Select the lines below containing the word "شهرستان".

-.-.-

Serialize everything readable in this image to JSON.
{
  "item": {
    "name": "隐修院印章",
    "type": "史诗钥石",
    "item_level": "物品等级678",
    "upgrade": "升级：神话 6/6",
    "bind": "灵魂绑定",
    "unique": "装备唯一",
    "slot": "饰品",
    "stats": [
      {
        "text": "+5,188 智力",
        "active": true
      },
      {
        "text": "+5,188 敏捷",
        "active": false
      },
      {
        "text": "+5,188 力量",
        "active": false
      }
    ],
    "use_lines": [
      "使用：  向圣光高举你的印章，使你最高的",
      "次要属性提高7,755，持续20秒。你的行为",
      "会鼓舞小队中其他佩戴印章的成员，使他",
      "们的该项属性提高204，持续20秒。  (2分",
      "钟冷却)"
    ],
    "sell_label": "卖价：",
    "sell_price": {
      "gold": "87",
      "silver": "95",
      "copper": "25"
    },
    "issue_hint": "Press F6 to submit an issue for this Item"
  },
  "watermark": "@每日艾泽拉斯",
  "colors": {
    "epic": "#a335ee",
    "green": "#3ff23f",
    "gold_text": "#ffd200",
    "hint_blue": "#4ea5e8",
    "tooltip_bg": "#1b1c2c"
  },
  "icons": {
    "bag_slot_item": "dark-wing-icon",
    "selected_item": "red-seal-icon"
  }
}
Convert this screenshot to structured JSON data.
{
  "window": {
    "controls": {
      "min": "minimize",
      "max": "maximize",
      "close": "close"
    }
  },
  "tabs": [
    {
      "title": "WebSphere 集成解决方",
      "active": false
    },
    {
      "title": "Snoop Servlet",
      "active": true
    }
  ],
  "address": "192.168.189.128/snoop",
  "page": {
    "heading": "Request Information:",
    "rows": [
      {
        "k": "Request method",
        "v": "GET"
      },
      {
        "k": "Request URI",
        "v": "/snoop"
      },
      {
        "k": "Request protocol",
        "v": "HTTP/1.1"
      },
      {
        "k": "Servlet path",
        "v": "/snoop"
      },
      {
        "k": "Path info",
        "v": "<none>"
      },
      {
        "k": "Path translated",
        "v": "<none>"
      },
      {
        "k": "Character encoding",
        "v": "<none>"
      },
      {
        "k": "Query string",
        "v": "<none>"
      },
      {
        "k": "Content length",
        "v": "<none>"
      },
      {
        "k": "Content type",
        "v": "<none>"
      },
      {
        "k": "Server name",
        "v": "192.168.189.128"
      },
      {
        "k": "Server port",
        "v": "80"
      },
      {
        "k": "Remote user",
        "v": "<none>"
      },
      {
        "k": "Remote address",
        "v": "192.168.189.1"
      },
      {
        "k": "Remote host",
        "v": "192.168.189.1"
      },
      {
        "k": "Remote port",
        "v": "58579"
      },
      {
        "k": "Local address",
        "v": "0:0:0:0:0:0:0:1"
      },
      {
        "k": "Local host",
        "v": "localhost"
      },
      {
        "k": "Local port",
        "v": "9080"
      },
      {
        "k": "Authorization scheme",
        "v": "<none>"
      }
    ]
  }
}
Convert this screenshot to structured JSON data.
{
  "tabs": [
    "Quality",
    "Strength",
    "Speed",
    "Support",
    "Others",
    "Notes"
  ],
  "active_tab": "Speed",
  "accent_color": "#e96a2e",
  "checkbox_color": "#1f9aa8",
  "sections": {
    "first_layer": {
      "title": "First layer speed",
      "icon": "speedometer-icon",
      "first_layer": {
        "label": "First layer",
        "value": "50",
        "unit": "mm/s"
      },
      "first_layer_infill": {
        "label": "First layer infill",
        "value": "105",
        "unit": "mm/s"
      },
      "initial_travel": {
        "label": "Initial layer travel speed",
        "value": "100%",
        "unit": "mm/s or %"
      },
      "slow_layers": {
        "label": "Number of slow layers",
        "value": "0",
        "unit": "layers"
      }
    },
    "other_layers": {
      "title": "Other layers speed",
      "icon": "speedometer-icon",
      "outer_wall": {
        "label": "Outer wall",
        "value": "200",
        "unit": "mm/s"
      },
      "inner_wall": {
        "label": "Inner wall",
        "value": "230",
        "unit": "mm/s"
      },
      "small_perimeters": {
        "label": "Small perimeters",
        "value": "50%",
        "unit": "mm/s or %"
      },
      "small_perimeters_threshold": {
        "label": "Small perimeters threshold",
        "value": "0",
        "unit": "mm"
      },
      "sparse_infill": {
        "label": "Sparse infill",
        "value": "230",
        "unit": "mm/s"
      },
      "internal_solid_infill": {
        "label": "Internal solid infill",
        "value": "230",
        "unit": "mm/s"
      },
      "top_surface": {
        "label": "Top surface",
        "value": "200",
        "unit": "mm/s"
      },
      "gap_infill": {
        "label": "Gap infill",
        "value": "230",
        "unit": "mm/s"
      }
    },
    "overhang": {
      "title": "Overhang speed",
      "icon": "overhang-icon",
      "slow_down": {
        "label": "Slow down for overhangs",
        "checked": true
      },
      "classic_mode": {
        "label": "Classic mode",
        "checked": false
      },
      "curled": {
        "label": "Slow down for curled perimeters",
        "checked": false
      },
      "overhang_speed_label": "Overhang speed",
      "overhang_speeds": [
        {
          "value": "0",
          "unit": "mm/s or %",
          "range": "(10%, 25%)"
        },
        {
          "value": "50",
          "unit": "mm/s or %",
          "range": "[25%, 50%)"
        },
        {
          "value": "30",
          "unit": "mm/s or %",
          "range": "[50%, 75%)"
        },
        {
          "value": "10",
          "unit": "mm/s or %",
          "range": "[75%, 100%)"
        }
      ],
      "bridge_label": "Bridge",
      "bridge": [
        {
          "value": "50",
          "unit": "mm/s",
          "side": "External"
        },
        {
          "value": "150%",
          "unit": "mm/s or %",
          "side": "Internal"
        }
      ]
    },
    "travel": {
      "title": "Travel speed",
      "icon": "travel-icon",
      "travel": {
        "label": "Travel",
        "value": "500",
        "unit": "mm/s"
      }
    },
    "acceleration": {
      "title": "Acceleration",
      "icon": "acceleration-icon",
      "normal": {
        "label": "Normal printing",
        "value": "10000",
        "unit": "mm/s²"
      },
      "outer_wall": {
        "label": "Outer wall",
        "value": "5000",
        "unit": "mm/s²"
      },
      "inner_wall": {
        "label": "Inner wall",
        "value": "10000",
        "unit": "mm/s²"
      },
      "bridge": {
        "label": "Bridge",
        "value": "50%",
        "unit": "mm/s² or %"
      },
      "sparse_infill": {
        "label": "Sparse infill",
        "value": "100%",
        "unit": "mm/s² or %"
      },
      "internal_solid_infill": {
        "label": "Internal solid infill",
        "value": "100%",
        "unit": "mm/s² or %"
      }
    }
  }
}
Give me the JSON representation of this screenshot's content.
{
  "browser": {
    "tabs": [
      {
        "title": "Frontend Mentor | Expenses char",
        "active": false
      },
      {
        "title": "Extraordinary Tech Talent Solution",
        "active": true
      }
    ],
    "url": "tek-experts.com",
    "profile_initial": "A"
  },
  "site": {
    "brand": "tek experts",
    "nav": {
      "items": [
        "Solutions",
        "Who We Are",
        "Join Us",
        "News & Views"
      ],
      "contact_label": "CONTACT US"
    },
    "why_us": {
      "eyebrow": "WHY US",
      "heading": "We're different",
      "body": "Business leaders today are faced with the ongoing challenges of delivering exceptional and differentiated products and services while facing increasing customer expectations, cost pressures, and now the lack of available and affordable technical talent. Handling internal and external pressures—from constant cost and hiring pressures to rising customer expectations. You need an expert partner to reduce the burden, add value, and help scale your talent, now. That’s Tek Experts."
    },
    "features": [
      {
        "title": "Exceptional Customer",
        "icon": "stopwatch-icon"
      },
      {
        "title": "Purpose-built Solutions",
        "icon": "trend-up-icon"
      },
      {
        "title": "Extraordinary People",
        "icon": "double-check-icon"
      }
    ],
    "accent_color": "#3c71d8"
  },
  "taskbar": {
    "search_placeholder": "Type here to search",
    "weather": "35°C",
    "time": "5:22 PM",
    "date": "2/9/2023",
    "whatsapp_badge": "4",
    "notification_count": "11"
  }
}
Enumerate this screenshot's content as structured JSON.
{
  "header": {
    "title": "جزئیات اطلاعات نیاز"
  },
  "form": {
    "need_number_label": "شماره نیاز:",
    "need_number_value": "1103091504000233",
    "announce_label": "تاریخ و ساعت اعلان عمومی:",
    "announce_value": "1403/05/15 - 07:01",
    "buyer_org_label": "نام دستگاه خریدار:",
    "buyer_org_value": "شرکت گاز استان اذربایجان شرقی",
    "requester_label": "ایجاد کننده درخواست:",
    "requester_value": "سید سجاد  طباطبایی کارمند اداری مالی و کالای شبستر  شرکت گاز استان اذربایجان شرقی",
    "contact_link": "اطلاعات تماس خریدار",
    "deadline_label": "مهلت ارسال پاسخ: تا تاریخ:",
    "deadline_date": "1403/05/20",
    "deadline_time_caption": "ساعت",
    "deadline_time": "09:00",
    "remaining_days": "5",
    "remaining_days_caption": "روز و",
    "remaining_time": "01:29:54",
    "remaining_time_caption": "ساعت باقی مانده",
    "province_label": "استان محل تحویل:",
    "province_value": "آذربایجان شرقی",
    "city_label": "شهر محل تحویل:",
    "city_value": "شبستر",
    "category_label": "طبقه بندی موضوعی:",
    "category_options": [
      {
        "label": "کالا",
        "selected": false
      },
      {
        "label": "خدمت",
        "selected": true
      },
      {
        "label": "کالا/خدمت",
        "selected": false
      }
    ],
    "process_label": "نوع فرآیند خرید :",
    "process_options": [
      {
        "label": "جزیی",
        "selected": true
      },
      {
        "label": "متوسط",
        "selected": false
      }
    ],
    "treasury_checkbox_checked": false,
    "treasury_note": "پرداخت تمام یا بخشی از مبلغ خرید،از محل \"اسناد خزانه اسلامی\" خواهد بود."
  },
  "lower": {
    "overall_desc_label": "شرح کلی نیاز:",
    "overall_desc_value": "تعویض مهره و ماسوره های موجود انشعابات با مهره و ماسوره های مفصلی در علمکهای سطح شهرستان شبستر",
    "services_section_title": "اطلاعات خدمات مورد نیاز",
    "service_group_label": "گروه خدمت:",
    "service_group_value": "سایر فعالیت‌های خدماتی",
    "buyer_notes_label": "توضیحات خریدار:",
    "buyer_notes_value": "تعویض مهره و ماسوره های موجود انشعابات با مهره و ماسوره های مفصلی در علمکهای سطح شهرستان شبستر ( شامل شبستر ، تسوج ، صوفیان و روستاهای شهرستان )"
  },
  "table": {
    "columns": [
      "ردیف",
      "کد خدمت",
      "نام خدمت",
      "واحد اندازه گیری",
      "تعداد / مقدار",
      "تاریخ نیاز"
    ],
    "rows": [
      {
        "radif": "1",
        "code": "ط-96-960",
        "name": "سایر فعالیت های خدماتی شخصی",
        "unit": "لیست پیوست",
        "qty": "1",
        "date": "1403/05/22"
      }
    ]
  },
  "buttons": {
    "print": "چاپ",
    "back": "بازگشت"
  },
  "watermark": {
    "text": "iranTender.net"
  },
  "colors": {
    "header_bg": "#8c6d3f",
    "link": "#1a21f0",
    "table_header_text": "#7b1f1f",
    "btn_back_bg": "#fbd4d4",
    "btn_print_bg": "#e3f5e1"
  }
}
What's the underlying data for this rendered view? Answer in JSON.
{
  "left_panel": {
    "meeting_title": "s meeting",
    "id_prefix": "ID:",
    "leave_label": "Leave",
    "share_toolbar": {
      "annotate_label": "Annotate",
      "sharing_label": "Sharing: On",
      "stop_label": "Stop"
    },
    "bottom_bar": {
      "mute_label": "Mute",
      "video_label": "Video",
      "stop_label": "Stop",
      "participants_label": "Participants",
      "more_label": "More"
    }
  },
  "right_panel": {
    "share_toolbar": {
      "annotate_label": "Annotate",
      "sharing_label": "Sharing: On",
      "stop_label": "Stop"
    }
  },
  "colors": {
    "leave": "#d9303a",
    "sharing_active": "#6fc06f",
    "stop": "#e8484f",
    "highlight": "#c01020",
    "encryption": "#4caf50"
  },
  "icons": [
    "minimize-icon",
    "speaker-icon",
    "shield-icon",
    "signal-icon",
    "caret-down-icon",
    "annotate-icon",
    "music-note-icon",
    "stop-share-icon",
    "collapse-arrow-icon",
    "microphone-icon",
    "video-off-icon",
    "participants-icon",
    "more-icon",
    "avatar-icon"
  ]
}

-.-.-

*Expected answer*:
    "overall_desc_value": "تعویض مهره و ماسوره های موجود انشعابات با مهره و ماسوره های مفصلی در علمکهای سطح شهرستان شبستر",
    "buyer_notes_value": "تعویض مهره و ماسوره های موجود انشعابات با مهره و ماسوره های مفصلی در علمکهای سطح شهرستان شبستر ( شامل شبستر ، تسوج ، صوفیان و روستاهای شهرستان )"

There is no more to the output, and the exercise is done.